---- RECORDS PROVIDED

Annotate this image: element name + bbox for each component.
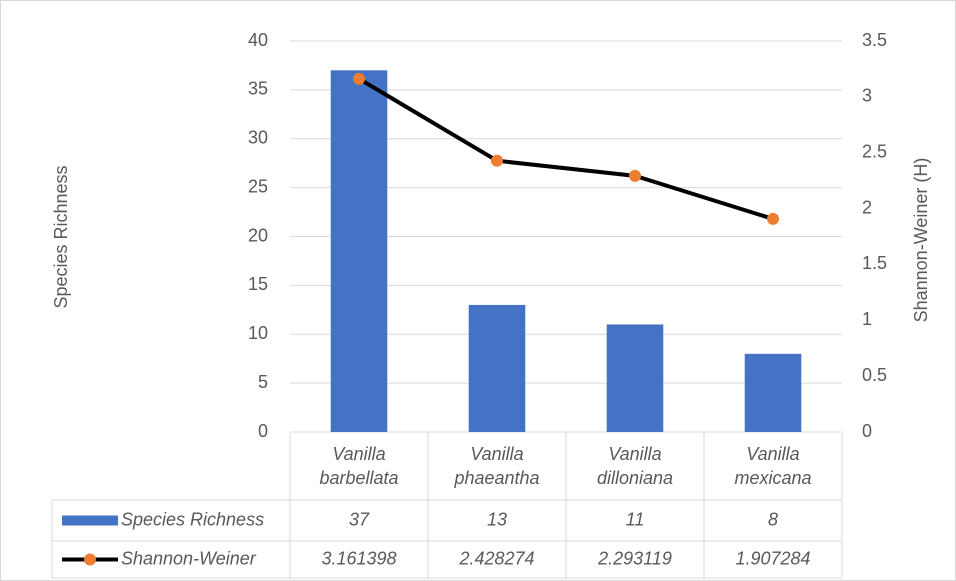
x-tick-label: Vanilla phaeantha	[454, 444, 540, 488]
bar	[330, 70, 388, 432]
table-value: 13	[487, 509, 507, 529]
x-tick-label: Vanilla barbellata	[319, 444, 399, 488]
table-value: 37	[349, 509, 370, 529]
x-tick-label: Vanilla mexicana	[734, 444, 812, 488]
table-value: 2.428274	[458, 548, 534, 568]
table-value: 2.293119	[597, 548, 672, 568]
y2-tick-label: 0	[862, 421, 872, 441]
y2-tick-label: 3	[862, 86, 872, 106]
y-tick-label: 20	[248, 225, 268, 245]
bar	[606, 324, 664, 432]
x-tick-label: Vanilla dilloniana	[596, 444, 674, 488]
y2-tick-label: 3.5	[862, 30, 887, 50]
y-tick-label: 5	[258, 372, 268, 392]
y-tick-label: 10	[248, 323, 268, 343]
table-value: 3.161398	[321, 548, 396, 568]
marker	[491, 154, 503, 167]
y2-tick-label: 0.5	[862, 365, 887, 385]
legend-marker	[84, 553, 96, 566]
y2-axis-title: Shannon-Weiner (H)	[911, 158, 931, 323]
marker	[629, 169, 641, 182]
table-value: 8	[768, 509, 778, 529]
y2-tick-label: 1	[862, 309, 872, 329]
table-value: 11	[626, 509, 645, 529]
y2-tick-label: 2	[862, 197, 872, 217]
marker	[767, 212, 779, 225]
bar	[744, 353, 802, 432]
bar	[468, 304, 526, 432]
y-tick-label: 40	[248, 30, 268, 50]
legend-label: Species Richness	[121, 509, 264, 529]
marker	[353, 72, 365, 85]
legend-key	[62, 515, 118, 526]
legend-label: Shannon-Weiner	[121, 548, 257, 568]
y-tick-label: 35	[248, 79, 268, 99]
line	[357, 77, 774, 221]
y2-tick-label: 2.5	[862, 141, 887, 161]
y-axis-title: Species Richness	[51, 165, 71, 308]
y-tick-label: 15	[248, 274, 268, 294]
y-tick-label: 25	[248, 176, 268, 196]
y-tick-label: 30	[248, 128, 268, 148]
y-tick-label: 0	[258, 421, 268, 441]
table-value: 1.907284	[735, 548, 810, 568]
y2-tick-label: 1.5	[862, 253, 887, 273]
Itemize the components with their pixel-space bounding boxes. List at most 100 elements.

--------

**EXERCISE**
Please output every line of the rows above without changing anything, and leave out the pictures.

**EXERCISE ANSWER**
Annotate this image: element name + bbox for each component.
x-tick-label: Vanilla phaeantha	[454, 444, 540, 488]
bar	[330, 70, 388, 432]
table-value: 13	[487, 509, 507, 529]
x-tick-label: Vanilla barbellata	[319, 444, 399, 488]
table-value: 37	[349, 509, 370, 529]
x-tick-label: Vanilla mexicana	[734, 444, 812, 488]
table-value: 2.428274	[458, 548, 534, 568]
table-value: 2.293119	[597, 548, 672, 568]
y2-tick-label: 0	[862, 421, 872, 441]
y2-tick-label: 3	[862, 86, 872, 106]
y-tick-label: 20	[248, 225, 268, 245]
bar	[606, 324, 664, 432]
x-tick-label: Vanilla dilloniana	[596, 444, 674, 488]
y2-tick-label: 3.5	[862, 30, 887, 50]
y-tick-label: 5	[258, 372, 268, 392]
y-tick-label: 10	[248, 323, 268, 343]
table-value: 3.161398	[321, 548, 396, 568]
marker	[491, 154, 503, 167]
y2-tick-label: 0.5	[862, 365, 887, 385]
legend-marker	[84, 553, 96, 566]
y2-axis-title: Shannon-Weiner (H)	[911, 158, 931, 323]
marker	[629, 169, 641, 182]
table-value: 8	[768, 509, 778, 529]
y2-tick-label: 1	[862, 309, 872, 329]
table-value: 11	[626, 509, 645, 529]
y2-tick-label: 2	[862, 197, 872, 217]
marker	[767, 212, 779, 225]
bar	[744, 353, 802, 432]
bar	[468, 304, 526, 432]
y-tick-label: 40	[248, 30, 268, 50]
legend-label: Species Richness	[121, 509, 264, 529]
marker	[353, 72, 365, 85]
legend-key	[62, 515, 118, 526]
legend-label: Shannon-Weiner	[121, 548, 257, 568]
y-tick-label: 35	[248, 79, 268, 99]
line	[357, 77, 774, 221]
y2-tick-label: 2.5	[862, 141, 887, 161]
y-axis-title: Species Richness	[51, 165, 71, 308]
y-tick-label: 15	[248, 274, 268, 294]
y-tick-label: 25	[248, 176, 268, 196]
y-tick-label: 30	[248, 128, 268, 148]
y-tick-label: 0	[258, 421, 268, 441]
table-value: 1.907284	[735, 548, 810, 568]
y2-tick-label: 1.5	[862, 253, 887, 273]
Itemize the components with their pixel-space bounding boxes. List at most 100 elements.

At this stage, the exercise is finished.